| What needs to be done |
Omit all pictures. Copy the rest of the material exactly.

>> start

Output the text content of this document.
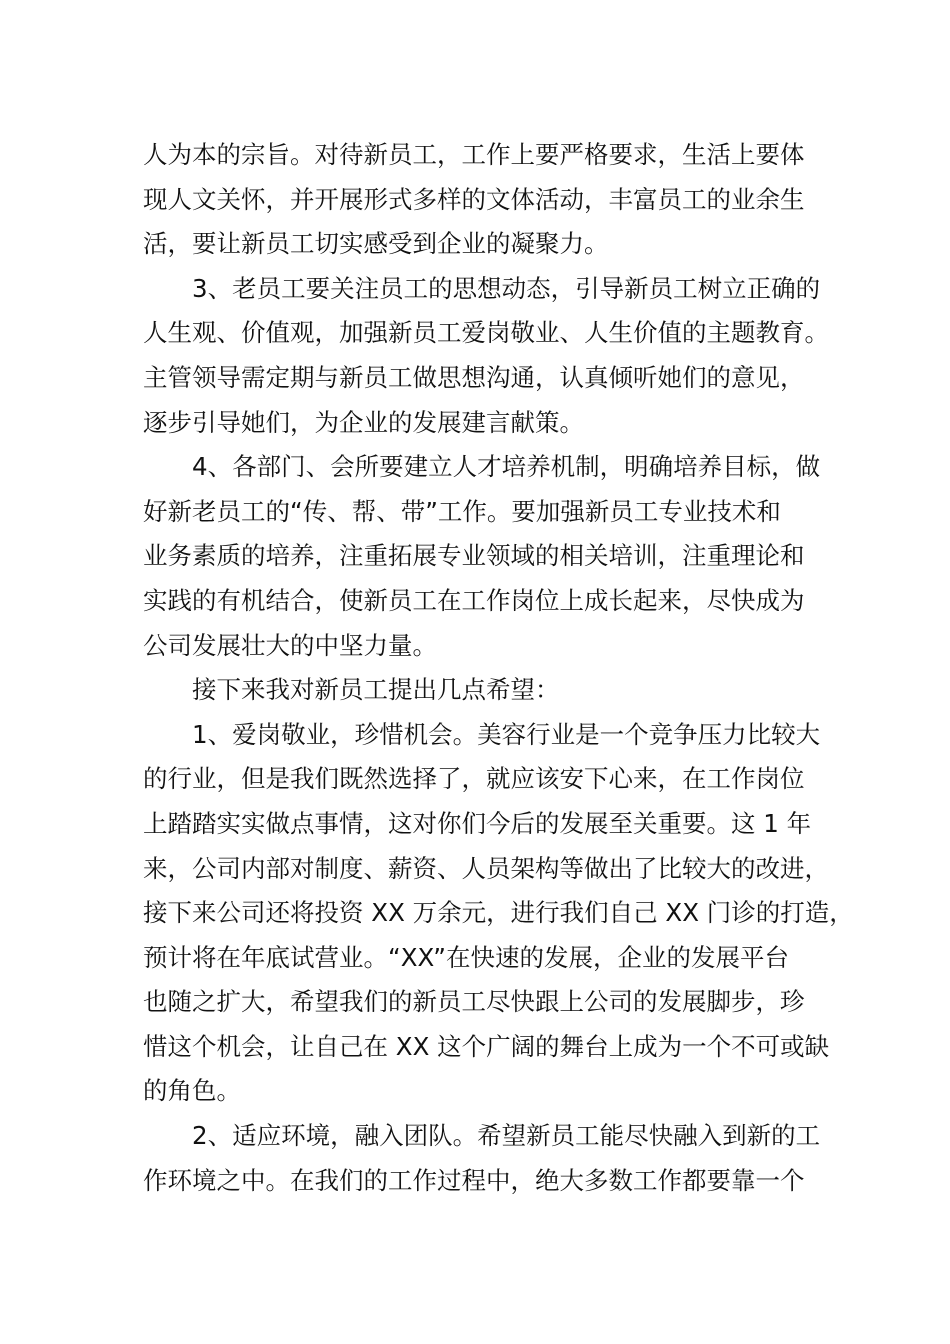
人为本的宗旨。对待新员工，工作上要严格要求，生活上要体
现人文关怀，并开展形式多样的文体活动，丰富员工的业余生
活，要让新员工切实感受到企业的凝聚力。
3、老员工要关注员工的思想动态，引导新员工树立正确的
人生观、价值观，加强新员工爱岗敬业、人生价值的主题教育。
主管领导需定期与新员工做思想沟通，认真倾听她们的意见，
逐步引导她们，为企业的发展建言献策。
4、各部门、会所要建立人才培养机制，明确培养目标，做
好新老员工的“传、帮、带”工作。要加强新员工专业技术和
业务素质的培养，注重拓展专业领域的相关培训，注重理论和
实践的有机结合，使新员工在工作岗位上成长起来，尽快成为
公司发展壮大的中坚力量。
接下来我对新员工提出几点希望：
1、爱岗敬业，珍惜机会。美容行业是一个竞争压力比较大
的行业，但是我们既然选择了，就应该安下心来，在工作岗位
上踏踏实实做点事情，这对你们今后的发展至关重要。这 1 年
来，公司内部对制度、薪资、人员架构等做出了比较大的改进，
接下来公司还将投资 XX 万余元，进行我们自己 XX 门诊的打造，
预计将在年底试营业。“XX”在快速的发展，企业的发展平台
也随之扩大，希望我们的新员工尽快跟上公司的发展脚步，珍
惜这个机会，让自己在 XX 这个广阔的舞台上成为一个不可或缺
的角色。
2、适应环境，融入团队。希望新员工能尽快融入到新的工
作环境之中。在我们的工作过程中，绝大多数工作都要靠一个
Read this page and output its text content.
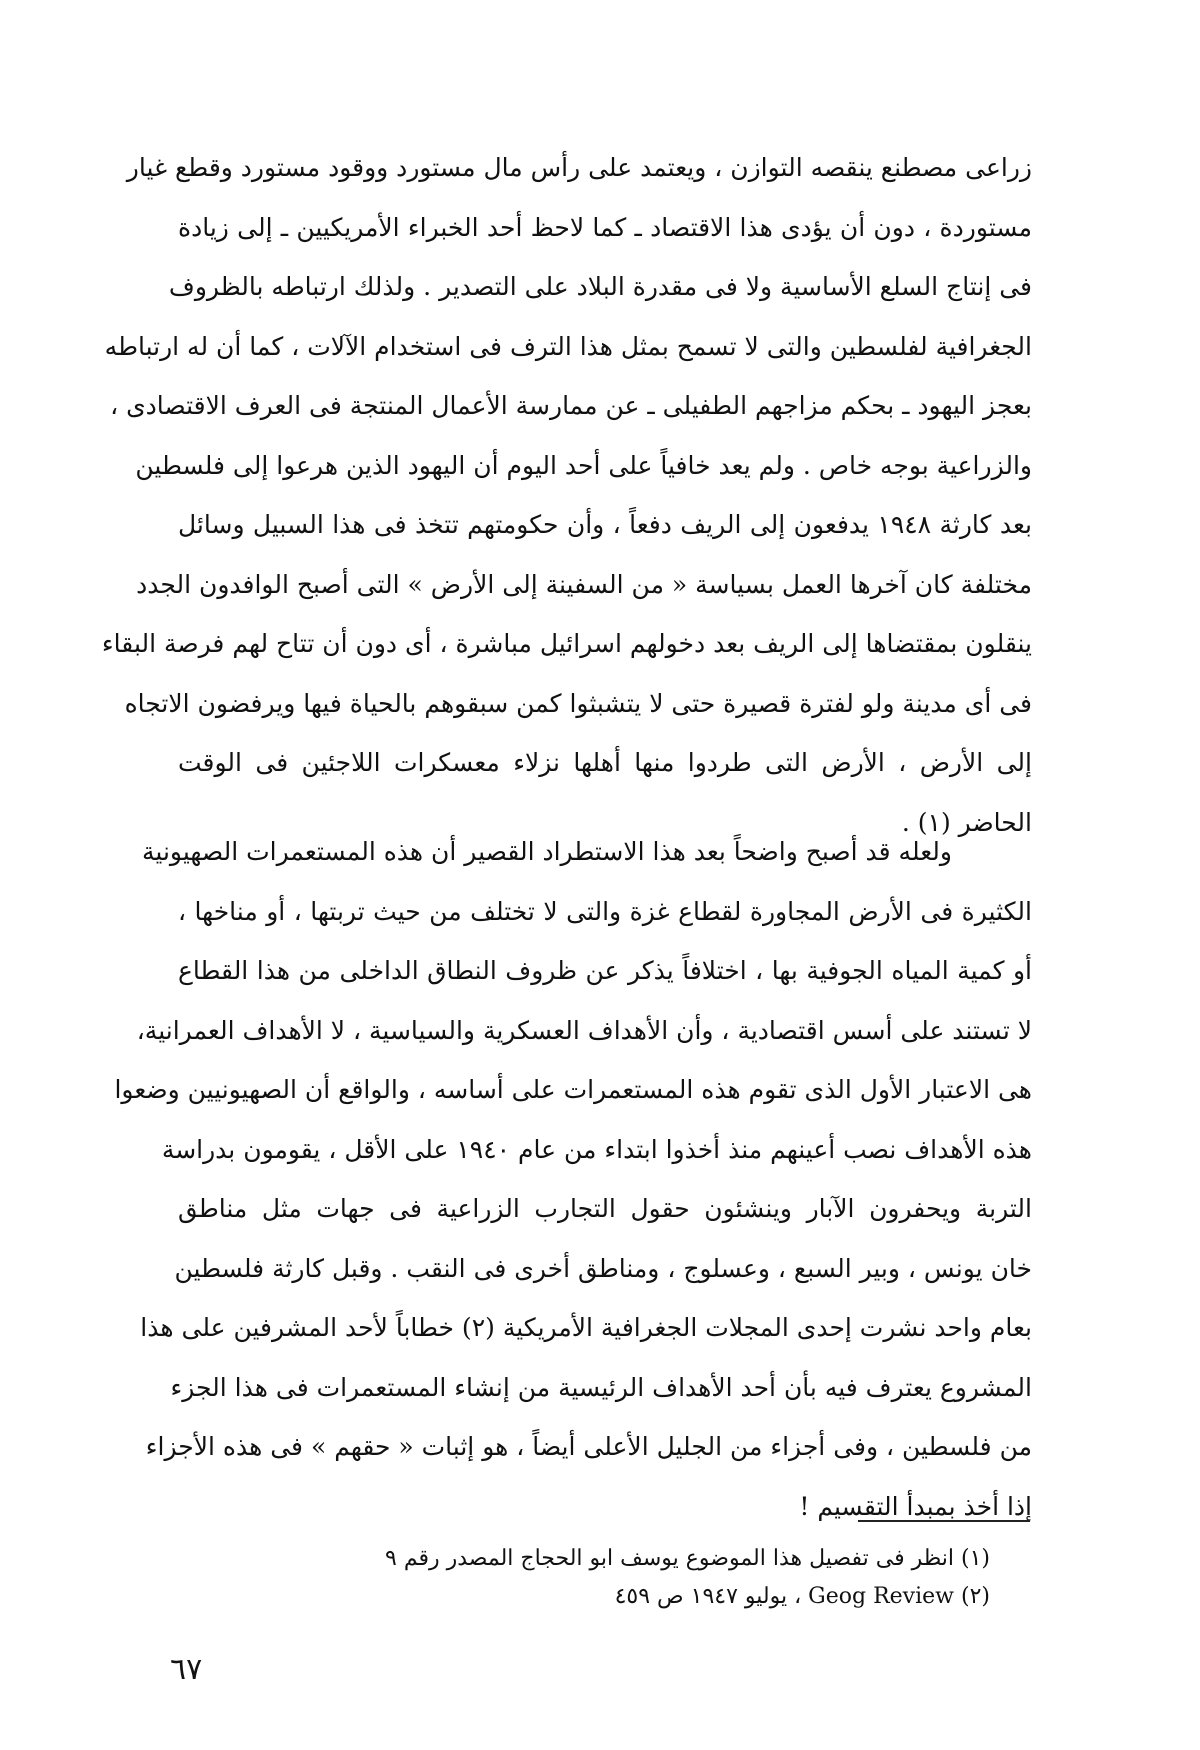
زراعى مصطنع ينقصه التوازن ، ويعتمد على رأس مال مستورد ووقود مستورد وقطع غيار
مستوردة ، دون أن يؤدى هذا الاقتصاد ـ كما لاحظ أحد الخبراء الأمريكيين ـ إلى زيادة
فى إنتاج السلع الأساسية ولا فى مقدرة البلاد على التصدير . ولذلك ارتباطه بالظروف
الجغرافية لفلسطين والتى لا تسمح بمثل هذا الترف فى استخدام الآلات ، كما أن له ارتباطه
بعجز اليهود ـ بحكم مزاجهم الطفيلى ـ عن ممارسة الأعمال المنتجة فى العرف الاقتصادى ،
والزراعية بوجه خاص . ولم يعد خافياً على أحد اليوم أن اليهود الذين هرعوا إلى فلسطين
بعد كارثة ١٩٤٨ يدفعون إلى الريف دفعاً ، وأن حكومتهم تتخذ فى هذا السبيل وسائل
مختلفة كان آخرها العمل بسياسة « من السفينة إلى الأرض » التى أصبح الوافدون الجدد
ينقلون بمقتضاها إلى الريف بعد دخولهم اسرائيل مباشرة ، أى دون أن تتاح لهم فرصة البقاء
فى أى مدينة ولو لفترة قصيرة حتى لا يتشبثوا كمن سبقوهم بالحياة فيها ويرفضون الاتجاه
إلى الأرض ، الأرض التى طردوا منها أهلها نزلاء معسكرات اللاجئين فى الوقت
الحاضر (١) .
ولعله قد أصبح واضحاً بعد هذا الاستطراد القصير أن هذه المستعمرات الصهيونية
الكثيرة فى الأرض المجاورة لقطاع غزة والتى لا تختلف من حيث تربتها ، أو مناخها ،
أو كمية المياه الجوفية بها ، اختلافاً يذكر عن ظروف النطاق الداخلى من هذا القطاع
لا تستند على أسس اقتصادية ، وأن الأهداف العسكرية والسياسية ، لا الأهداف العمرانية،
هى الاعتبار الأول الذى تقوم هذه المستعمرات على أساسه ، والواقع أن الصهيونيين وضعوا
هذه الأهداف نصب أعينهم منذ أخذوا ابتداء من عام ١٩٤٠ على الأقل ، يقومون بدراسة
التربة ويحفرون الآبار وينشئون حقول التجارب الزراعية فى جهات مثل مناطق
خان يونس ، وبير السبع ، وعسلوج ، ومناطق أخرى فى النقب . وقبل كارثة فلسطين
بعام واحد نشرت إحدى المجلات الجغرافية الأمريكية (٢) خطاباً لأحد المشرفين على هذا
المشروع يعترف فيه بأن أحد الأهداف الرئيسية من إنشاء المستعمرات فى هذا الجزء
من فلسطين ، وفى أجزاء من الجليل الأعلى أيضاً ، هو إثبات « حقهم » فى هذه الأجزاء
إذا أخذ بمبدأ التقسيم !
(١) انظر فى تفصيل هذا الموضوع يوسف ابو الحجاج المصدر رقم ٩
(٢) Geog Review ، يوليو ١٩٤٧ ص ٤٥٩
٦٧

>> end

| Answer to this problem |
Output the text content of this document.
人为本的宗旨。对待新员工，工作上要严格要求，生活上要体
现人文关怀，并开展形式多样的文体活动，丰富员工的业余生
活，要让新员工切实感受到企业的凝聚力。
3、老员工要关注员工的思想动态，引导新员工树立正确的
人生观、价值观，加强新员工爱岗敬业、人生价值的主题教育。
主管领导需定期与新员工做思想沟通，认真倾听她们的意见，
逐步引导她们，为企业的发展建言献策。
4、各部门、会所要建立人才培养机制，明确培养目标，做
好新老员工的“传、帮、带”工作。要加强新员工专业技术和
业务素质的培养，注重拓展专业领域的相关培训，注重理论和
实践的有机结合，使新员工在工作岗位上成长起来，尽快成为
公司发展壮大的中坚力量。
接下来我对新员工提出几点希望：
1、爱岗敬业，珍惜机会。美容行业是一个竞争压力比较大
的行业，但是我们既然选择了，就应该安下心来，在工作岗位
上踏踏实实做点事情，这对你们今后的发展至关重要。这 1 年
来，公司内部对制度、薪资、人员架构等做出了比较大的改进，
接下来公司还将投资 XX 万余元，进行我们自己 XX 门诊的打造，
预计将在年底试营业。“XX”在快速的发展，企业的发展平台
也随之扩大，希望我们的新员工尽快跟上公司的发展脚步，珍
惜这个机会，让自己在 XX 这个广阔的舞台上成为一个不可或缺
的角色。
2、适应环境，融入团队。希望新员工能尽快融入到新的工
作环境之中。在我们的工作过程中，绝大多数工作都要靠一个
Read this page and output its text content.
زراعى مصطنع ينقصه التوازن ، ويعتمد على رأس مال مستورد ووقود مستورد وقطع غيار
مستوردة ، دون أن يؤدى هذا الاقتصاد ـ كما لاحظ أحد الخبراء الأمريكيين ـ إلى زيادة
فى إنتاج السلع الأساسية ولا فى مقدرة البلاد على التصدير . ولذلك ارتباطه بالظروف
الجغرافية لفلسطين والتى لا تسمح بمثل هذا الترف فى استخدام الآلات ، كما أن له ارتباطه
بعجز اليهود ـ بحكم مزاجهم الطفيلى ـ عن ممارسة الأعمال المنتجة فى العرف الاقتصادى ،
والزراعية بوجه خاص . ولم يعد خافياً على أحد اليوم أن اليهود الذين هرعوا إلى فلسطين
بعد كارثة ١٩٤٨ يدفعون إلى الريف دفعاً ، وأن حكومتهم تتخذ فى هذا السبيل وسائل
مختلفة كان آخرها العمل بسياسة « من السفينة إلى الأرض » التى أصبح الوافدون الجدد
ينقلون بمقتضاها إلى الريف بعد دخولهم اسرائيل مباشرة ، أى دون أن تتاح لهم فرصة البقاء
فى أى مدينة ولو لفترة قصيرة حتى لا يتشبثوا كمن سبقوهم بالحياة فيها ويرفضون الاتجاه
إلى الأرض ، الأرض التى طردوا منها أهلها نزلاء معسكرات اللاجئين فى الوقت
الحاضر (١) .
ولعله قد أصبح واضحاً بعد هذا الاستطراد القصير أن هذه المستعمرات الصهيونية
الكثيرة فى الأرض المجاورة لقطاع غزة والتى لا تختلف من حيث تربتها ، أو مناخها ،
أو كمية المياه الجوفية بها ، اختلافاً يذكر عن ظروف النطاق الداخلى من هذا القطاع
لا تستند على أسس اقتصادية ، وأن الأهداف العسكرية والسياسية ، لا الأهداف العمرانية،
هى الاعتبار الأول الذى تقوم هذه المستعمرات على أساسه ، والواقع أن الصهيونيين وضعوا
هذه الأهداف نصب أعينهم منذ أخذوا ابتداء من عام ١٩٤٠ على الأقل ، يقومون بدراسة
التربة ويحفرون الآبار وينشئون حقول التجارب الزراعية فى جهات مثل مناطق
خان يونس ، وبير السبع ، وعسلوج ، ومناطق أخرى فى النقب . وقبل كارثة فلسطين
بعام واحد نشرت إحدى المجلات الجغرافية الأمريكية (٢) خطاباً لأحد المشرفين على هذا
المشروع يعترف فيه بأن أحد الأهداف الرئيسية من إنشاء المستعمرات فى هذا الجزء
من فلسطين ، وفى أجزاء من الجليل الأعلى أيضاً ، هو إثبات « حقهم » فى هذه الأجزاء
إذا أخذ بمبدأ التقسيم !
(١) انظر فى تفصيل هذا الموضوع يوسف ابو الحجاج المصدر رقم ٩
(٢) Geog Review ، يوليو ١٩٤٧ ص ٤٥٩
٦٧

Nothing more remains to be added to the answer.